Saved data entries
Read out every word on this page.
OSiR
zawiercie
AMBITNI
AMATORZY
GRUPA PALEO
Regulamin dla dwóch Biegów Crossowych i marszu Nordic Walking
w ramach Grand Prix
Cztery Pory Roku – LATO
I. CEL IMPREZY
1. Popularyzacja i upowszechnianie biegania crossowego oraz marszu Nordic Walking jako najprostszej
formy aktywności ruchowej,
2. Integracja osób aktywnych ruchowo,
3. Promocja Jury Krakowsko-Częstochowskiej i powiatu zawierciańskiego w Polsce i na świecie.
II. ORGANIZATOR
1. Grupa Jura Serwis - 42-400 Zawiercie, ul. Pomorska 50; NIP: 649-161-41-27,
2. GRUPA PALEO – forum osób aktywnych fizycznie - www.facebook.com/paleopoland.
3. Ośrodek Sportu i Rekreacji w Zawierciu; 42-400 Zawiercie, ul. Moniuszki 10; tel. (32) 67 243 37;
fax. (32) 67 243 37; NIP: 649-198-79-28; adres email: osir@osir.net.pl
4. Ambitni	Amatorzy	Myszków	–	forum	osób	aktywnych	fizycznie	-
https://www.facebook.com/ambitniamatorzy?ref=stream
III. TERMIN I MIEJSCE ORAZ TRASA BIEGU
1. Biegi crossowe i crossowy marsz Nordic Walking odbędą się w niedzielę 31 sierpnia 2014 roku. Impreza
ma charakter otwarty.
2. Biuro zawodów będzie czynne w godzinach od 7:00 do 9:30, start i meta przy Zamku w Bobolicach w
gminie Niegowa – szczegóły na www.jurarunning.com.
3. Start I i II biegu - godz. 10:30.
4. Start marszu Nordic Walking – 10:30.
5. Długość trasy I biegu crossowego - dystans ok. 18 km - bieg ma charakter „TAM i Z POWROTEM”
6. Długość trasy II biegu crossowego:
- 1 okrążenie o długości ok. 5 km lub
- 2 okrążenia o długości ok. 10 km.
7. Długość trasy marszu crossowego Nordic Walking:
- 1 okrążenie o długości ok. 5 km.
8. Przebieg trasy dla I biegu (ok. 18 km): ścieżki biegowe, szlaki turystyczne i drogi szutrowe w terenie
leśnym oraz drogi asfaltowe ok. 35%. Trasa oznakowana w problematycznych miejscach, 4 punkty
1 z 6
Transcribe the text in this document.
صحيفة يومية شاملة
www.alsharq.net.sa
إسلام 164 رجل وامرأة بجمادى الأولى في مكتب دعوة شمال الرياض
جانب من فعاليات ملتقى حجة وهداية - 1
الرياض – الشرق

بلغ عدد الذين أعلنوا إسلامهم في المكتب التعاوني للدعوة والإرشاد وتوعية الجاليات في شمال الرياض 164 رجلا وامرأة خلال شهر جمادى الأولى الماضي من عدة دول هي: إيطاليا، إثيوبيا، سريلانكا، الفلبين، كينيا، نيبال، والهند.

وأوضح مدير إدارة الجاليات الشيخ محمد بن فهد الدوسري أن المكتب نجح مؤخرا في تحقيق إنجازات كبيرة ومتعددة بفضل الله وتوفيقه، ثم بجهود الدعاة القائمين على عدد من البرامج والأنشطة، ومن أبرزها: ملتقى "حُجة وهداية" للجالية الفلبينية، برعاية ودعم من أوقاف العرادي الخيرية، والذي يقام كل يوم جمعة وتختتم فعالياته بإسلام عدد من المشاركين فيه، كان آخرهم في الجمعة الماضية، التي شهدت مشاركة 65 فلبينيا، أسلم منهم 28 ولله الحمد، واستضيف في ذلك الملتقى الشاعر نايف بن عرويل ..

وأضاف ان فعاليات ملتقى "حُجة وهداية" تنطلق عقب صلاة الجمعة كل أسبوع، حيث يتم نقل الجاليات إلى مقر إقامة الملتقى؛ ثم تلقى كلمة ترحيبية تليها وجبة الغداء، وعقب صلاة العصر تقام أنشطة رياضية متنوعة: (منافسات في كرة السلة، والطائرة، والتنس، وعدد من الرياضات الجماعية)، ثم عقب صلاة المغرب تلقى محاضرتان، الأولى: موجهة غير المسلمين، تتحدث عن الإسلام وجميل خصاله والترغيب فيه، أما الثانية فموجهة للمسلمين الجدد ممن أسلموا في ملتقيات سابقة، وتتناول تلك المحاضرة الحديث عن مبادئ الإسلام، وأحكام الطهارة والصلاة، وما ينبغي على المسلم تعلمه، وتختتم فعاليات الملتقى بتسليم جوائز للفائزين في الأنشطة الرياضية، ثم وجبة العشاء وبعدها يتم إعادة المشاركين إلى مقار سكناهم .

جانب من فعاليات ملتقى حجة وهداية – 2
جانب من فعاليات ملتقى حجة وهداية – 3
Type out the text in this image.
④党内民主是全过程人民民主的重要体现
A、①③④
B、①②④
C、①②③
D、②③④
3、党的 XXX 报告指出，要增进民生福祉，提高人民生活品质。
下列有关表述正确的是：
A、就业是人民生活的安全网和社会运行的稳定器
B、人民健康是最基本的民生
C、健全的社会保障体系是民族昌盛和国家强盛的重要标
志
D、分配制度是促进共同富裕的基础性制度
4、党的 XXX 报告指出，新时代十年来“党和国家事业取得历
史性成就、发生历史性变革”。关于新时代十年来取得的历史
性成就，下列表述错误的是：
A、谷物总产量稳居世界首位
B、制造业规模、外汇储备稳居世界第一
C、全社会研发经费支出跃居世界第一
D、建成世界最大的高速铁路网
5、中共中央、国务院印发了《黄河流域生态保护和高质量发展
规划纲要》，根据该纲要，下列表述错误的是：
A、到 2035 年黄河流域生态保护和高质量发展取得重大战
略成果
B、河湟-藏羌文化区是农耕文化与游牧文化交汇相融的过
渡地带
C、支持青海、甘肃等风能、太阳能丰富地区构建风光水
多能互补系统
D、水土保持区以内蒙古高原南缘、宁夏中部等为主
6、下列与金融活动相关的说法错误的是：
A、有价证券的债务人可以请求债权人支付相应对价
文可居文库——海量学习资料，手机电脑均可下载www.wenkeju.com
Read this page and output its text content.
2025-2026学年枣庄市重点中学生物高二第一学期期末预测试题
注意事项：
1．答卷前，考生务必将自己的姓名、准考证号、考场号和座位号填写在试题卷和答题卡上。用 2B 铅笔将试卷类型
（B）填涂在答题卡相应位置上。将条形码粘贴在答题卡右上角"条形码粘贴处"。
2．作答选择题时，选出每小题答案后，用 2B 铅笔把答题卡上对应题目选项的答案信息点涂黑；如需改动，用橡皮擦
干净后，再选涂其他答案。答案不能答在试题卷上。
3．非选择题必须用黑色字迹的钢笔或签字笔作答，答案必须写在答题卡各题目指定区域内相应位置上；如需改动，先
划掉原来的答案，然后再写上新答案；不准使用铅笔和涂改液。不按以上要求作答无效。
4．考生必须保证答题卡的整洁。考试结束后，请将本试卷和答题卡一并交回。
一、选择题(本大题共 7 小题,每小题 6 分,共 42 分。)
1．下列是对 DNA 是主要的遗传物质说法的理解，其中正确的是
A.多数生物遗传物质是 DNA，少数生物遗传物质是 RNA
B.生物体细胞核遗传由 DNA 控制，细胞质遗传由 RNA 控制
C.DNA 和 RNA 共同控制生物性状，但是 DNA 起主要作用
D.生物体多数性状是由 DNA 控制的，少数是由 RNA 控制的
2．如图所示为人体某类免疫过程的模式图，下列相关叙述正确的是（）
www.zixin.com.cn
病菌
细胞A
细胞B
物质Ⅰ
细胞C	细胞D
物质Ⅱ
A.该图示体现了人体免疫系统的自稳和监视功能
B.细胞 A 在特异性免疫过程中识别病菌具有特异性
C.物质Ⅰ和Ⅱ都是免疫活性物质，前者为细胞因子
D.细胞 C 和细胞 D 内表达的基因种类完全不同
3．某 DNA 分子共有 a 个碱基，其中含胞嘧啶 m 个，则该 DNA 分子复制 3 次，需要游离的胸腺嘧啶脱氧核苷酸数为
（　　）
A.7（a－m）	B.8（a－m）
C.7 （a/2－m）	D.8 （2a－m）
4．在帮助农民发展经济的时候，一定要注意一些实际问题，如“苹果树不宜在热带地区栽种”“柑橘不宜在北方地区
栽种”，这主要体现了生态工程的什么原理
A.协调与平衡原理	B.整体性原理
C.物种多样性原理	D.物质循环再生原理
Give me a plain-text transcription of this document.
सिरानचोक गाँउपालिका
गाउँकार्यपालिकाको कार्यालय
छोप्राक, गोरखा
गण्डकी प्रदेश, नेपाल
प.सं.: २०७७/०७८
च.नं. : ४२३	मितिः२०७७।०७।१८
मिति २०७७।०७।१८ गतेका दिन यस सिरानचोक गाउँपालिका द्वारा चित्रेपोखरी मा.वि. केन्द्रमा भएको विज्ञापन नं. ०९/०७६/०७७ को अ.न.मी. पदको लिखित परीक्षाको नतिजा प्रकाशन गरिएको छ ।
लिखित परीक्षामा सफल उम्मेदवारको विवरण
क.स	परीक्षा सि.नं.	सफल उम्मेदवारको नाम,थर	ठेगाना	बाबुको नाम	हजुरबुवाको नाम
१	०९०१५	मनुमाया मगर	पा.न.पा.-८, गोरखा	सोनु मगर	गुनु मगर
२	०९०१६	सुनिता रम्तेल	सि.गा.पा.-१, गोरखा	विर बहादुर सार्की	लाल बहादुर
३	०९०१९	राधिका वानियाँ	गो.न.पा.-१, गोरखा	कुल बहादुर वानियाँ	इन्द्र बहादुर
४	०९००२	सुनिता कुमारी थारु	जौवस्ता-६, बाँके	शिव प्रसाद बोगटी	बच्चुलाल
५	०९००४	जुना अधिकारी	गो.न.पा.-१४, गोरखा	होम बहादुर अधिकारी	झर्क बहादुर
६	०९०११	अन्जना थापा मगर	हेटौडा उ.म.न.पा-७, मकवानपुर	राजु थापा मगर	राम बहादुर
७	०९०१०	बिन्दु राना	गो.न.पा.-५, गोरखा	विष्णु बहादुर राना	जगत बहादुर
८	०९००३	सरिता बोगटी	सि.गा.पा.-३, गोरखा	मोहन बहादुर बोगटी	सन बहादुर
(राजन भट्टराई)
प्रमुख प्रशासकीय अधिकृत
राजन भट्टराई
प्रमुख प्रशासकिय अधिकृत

▶ WHAT THE TASK REQUIRES: Find every line in the records above that holds the word "الجاليات", and copy each one.

▶ CORRECT RESULT:
بلغ عدد الذين أعلنوا إسلامهم في المكتب التعاوني للدعوة والإرشاد وتوعية الجاليات في شمال الرياض 164 رجلا وامرأة خلال شهر جمادى الأولى الماضي من عدة دول هي: إيطاليا، إثيوبيا، سريلانكا، الفلبين، كينيا، نيبال، والهند.
وأوضح مدير إدارة الجاليات الشيخ محمد بن فهد الدوسري أن المكتب نجح مؤخرا في تحقيق إنجازات كبيرة ومتعددة بفضل الله وتوفيقه، ثم بجهود الدعاة القائمين على عدد من البرامج والأنشطة، ومن أبرزها: ملتقى "حُجة وهداية" للجالية الفلبينية، برعاية ودعم من أوقاف العرادي الخيرية، والذي يقام كل يوم جمعة وتختتم فعالياته بإسلام عدد من المشاركين فيه، كان آخرهم في الجمعة الماضية، التي شهدت مشاركة 65 فلبينيا، أسلم منهم 28 ولله الحمد، واستضيف في ذلك الملتقى الشاعر نايف بن عرويل ..
وأضاف ان فعاليات ملتقى "حُجة وهداية" تنطلق عقب صلاة الجمعة كل أسبوع، حيث يتم نقل الجاليات إلى مقر إقامة الملتقى؛ ثم تلقى كلمة ترحيبية تليها وجبة الغداء، وعقب صلاة العصر تقام أنشطة رياضية متنوعة: (منافسات في كرة السلة، والطائرة، والتنس، وعدد من الرياضات الجماعية)، ثم عقب صلاة المغرب تلقى محاضرتان، الأولى: موجهة غير المسلمين، تتحدث عن الإسلام وجميل خصاله والترغيب فيه، أما الثانية فموجهة للمسلمين الجدد ممن أسلموا في ملتقيات سابقة، وتتناول تلك المحاضرة الحديث عن مبادئ الإسلام، وأحكام الطهارة والصلاة، وما ينبغي على المسلم تعلمه، وتختتم فعاليات الملتقى بتسليم جوائز للفائزين في الأنشطة الرياضية، ثم وجبة العشاء وبعدها يتم إعادة المشاركين إلى مقار سكناهم .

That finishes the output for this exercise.